### EXTRACTED RECORDS
^^^^^^^^^^^^^^^^

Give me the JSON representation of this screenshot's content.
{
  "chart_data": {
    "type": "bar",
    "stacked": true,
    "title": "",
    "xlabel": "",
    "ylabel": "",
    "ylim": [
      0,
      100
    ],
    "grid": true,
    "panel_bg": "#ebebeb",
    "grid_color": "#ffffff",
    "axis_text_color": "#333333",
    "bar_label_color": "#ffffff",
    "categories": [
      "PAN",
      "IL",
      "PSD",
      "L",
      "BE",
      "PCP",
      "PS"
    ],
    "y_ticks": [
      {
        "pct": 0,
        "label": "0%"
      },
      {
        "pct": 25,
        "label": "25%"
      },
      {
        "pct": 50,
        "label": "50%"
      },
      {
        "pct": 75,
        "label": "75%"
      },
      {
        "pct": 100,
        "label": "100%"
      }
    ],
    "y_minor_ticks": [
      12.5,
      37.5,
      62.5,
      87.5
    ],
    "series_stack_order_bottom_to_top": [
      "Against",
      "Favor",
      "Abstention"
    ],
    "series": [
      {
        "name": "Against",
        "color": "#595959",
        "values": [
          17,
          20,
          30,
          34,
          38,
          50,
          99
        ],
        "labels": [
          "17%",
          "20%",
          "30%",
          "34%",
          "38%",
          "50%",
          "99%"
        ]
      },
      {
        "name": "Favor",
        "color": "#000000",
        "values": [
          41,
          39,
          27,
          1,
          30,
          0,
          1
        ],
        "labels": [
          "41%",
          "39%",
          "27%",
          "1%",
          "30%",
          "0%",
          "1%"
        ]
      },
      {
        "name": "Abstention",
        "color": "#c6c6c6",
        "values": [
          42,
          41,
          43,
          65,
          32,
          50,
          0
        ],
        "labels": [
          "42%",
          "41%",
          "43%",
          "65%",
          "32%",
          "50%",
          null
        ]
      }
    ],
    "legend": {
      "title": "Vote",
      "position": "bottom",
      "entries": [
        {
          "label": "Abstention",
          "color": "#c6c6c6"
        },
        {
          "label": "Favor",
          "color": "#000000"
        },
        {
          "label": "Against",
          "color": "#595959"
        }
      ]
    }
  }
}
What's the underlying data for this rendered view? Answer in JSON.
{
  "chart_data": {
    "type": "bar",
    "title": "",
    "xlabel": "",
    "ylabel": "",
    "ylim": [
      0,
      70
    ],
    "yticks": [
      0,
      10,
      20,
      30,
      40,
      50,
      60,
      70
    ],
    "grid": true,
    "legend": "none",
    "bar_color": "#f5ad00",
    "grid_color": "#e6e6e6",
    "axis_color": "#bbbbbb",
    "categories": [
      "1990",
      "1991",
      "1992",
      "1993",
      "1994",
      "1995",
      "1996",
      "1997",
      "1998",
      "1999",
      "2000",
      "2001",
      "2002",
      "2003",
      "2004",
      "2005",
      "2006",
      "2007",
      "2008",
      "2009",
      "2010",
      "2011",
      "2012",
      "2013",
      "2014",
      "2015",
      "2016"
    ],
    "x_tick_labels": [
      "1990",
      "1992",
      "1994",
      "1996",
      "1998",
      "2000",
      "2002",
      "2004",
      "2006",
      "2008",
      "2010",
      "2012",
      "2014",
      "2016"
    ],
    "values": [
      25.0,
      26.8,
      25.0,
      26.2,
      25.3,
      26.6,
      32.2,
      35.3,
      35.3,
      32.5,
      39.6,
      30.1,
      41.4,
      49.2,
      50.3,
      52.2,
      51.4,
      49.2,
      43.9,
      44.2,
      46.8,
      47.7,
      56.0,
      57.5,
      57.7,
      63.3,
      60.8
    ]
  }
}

^^^^^^^^^^^^^^^^

Restate the whole listing exactly.

### RESPONSE
Give me the JSON representation of this screenshot's content.
{
  "chart_data": {
    "type": "bar",
    "stacked": true,
    "title": "",
    "xlabel": "",
    "ylabel": "",
    "ylim": [
      0,
      100
    ],
    "grid": true,
    "panel_bg": "#ebebeb",
    "grid_color": "#ffffff",
    "axis_text_color": "#333333",
    "bar_label_color": "#ffffff",
    "categories": [
      "PAN",
      "IL",
      "PSD",
      "L",
      "BE",
      "PCP",
      "PS"
    ],
    "y_ticks": [
      {
        "pct": 0,
        "label": "0%"
      },
      {
        "pct": 25,
        "label": "25%"
      },
      {
        "pct": 50,
        "label": "50%"
      },
      {
        "pct": 75,
        "label": "75%"
      },
      {
        "pct": 100,
        "label": "100%"
      }
    ],
    "y_minor_ticks": [
      12.5,
      37.5,
      62.5,
      87.5
    ],
    "series_stack_order_bottom_to_top": [
      "Against",
      "Favor",
      "Abstention"
    ],
    "series": [
      {
        "name": "Against",
        "color": "#595959",
        "values": [
          17,
          20,
          30,
          34,
          38,
          50,
          99
        ],
        "labels": [
          "17%",
          "20%",
          "30%",
          "34%",
          "38%",
          "50%",
          "99%"
        ]
      },
      {
        "name": "Favor",
        "color": "#000000",
        "values": [
          41,
          39,
          27,
          1,
          30,
          0,
          1
        ],
        "labels": [
          "41%",
          "39%",
          "27%",
          "1%",
          "30%",
          "0%",
          "1%"
        ]
      },
      {
        "name": "Abstention",
        "color": "#c6c6c6",
        "values": [
          42,
          41,
          43,
          65,
          32,
          50,
          0
        ],
        "labels": [
          "42%",
          "41%",
          "43%",
          "65%",
          "32%",
          "50%",
          null
        ]
      }
    ],
    "legend": {
      "title": "Vote",
      "position": "bottom",
      "entries": [
        {
          "label": "Abstention",
          "color": "#c6c6c6"
        },
        {
          "label": "Favor",
          "color": "#000000"
        },
        {
          "label": "Against",
          "color": "#595959"
        }
      ]
    }
  }
}
What's the underlying data for this rendered view? Answer in JSON.
{
  "chart_data": {
    "type": "bar",
    "title": "",
    "xlabel": "",
    "ylabel": "",
    "ylim": [
      0,
      70
    ],
    "yticks": [
      0,
      10,
      20,
      30,
      40,
      50,
      60,
      70
    ],
    "grid": true,
    "legend": "none",
    "bar_color": "#f5ad00",
    "grid_color": "#e6e6e6",
    "axis_color": "#bbbbbb",
    "categories": [
      "1990",
      "1991",
      "1992",
      "1993",
      "1994",
      "1995",
      "1996",
      "1997",
      "1998",
      "1999",
      "2000",
      "2001",
      "2002",
      "2003",
      "2004",
      "2005",
      "2006",
      "2007",
      "2008",
      "2009",
      "2010",
      "2011",
      "2012",
      "2013",
      "2014",
      "2015",
      "2016"
    ],
    "x_tick_labels": [
      "1990",
      "1992",
      "1994",
      "1996",
      "1998",
      "2000",
      "2002",
      "2004",
      "2006",
      "2008",
      "2010",
      "2012",
      "2014",
      "2016"
    ],
    "values": [
      25.0,
      26.8,
      25.0,
      26.2,
      25.3,
      26.6,
      32.2,
      35.3,
      35.3,
      32.5,
      39.6,
      30.1,
      41.4,
      49.2,
      50.3,
      52.2,
      51.4,
      49.2,
      43.9,
      44.2,
      46.8,
      47.7,
      56.0,
      57.5,
      57.7,
      63.3,
      60.8
    ]
  }
}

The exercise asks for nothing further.